* [Element position data]
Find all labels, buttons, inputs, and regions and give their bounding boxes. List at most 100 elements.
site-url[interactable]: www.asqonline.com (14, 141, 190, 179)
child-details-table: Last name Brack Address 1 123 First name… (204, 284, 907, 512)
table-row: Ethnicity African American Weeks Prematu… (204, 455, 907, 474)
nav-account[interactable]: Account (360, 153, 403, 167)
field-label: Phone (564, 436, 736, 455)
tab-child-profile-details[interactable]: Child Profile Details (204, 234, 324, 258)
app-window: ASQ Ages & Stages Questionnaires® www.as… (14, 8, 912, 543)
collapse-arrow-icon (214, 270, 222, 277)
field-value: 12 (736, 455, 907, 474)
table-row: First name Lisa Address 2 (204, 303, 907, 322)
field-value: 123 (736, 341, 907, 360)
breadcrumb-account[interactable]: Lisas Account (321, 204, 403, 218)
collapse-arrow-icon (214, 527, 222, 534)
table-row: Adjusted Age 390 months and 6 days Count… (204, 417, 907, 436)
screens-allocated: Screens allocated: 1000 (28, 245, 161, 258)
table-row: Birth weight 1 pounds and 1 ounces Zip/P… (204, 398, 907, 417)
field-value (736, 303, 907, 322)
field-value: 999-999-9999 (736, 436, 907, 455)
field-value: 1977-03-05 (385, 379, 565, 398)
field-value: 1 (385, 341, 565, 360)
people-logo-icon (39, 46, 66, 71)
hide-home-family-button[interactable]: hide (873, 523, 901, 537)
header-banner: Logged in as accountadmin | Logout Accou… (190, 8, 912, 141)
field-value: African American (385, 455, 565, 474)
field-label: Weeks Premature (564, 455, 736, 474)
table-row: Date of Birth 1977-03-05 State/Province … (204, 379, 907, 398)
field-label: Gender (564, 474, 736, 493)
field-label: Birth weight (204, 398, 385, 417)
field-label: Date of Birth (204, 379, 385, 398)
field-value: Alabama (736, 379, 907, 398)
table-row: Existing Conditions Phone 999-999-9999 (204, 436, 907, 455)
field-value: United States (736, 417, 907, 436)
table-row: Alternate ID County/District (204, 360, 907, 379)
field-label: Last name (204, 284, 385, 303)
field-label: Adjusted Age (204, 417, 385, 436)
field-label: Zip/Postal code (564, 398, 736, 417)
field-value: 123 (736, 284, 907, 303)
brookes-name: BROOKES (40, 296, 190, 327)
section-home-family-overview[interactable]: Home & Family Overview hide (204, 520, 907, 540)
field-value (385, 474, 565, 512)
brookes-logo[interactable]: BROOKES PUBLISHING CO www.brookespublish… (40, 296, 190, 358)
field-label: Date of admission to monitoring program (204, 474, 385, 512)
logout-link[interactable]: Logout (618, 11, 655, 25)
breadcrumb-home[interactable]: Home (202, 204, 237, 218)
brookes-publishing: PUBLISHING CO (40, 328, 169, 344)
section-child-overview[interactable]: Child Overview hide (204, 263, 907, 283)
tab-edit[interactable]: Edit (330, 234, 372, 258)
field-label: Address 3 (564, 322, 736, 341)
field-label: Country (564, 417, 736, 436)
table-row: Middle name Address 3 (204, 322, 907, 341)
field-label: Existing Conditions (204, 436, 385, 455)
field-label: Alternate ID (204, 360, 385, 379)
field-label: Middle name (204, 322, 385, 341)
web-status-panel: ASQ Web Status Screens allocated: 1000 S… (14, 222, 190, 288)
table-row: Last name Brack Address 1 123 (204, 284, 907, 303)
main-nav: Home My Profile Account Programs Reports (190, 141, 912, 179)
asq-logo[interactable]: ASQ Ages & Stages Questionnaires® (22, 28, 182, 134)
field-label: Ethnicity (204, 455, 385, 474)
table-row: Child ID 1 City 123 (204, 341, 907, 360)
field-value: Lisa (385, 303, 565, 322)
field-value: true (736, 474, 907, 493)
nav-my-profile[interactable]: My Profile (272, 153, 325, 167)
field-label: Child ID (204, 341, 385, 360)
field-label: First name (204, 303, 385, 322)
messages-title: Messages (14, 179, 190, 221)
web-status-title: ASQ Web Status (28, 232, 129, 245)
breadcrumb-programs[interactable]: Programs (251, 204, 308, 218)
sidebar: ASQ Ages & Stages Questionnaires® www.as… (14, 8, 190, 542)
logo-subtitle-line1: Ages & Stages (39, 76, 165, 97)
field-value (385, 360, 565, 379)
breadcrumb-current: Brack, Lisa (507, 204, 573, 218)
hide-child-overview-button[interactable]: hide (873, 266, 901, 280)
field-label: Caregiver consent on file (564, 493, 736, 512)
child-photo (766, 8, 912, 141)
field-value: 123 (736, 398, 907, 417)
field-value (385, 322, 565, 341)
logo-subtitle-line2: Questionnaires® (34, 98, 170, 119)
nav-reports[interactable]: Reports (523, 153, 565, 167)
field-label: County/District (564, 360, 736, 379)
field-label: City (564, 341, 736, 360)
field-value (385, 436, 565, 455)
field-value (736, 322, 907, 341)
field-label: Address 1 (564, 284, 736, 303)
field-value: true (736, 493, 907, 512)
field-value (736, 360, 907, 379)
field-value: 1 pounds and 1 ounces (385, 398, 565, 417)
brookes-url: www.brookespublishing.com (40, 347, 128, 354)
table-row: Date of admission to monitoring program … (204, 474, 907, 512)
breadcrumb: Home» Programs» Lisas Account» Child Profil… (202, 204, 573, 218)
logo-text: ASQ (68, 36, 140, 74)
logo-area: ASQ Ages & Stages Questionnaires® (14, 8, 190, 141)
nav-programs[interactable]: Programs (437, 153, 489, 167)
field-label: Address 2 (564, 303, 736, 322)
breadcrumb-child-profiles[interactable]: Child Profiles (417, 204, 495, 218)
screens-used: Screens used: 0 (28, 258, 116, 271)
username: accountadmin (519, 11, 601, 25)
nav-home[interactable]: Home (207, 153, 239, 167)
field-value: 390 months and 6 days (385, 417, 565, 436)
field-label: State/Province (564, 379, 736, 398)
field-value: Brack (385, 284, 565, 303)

* [REQUIRED WORK] Copy the items word for word, starting with the first line and ending with the line that contains "tab-child-profile-details[interactable]: Child Profile", including that line.

* [SOLVED EXERCISE]
Find all labels, buttons, inputs, and regions and give their bounding boxes. List at most 100 elements.
site-url[interactable]: www.asqonline.com (14, 141, 190, 179)
child-details-table: Last name Brack Address 1 123 First name… (204, 284, 907, 512)
table-row: Ethnicity African American Weeks Prematu… (204, 455, 907, 474)
nav-account[interactable]: Account (360, 153, 403, 167)
field-label: Phone (564, 436, 736, 455)
tab-child-profile-details[interactable]: Child Profile Details (204, 234, 324, 258)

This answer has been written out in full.